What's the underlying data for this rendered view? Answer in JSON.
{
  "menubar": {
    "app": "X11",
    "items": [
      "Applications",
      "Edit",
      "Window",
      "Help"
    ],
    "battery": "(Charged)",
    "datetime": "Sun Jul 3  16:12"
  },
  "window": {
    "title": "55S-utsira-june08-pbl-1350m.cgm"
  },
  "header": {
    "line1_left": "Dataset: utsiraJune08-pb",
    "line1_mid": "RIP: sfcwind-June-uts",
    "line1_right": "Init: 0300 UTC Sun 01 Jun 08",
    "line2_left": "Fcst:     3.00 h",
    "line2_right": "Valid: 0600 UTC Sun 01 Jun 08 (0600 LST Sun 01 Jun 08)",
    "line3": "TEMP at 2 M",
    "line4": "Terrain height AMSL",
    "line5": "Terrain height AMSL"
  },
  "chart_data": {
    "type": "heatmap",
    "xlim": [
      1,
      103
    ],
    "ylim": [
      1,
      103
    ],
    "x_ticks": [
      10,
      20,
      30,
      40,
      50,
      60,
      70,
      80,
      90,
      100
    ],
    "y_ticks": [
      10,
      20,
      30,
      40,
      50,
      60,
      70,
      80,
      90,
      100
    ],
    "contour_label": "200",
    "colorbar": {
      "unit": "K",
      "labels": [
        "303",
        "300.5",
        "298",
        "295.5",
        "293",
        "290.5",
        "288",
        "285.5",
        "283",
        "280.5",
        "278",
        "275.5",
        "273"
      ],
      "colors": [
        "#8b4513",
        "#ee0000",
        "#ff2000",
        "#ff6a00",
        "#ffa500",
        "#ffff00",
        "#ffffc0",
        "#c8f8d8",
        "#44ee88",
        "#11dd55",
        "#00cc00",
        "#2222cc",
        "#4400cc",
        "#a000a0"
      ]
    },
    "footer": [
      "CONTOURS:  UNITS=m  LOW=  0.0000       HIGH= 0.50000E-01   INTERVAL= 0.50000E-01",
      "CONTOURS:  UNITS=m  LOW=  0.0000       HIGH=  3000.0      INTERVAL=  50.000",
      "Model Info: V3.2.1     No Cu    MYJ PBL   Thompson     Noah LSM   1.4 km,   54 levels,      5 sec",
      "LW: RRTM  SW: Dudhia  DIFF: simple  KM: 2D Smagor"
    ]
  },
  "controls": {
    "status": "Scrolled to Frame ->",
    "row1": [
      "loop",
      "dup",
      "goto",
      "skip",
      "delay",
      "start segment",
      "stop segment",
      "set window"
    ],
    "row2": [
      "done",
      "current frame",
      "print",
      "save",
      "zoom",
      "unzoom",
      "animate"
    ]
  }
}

◇ ◇ ◇

THE TASK
Tally up the lines holding the string "height" in this listing, and report the total alone.

WRITTEN SOLUTION
2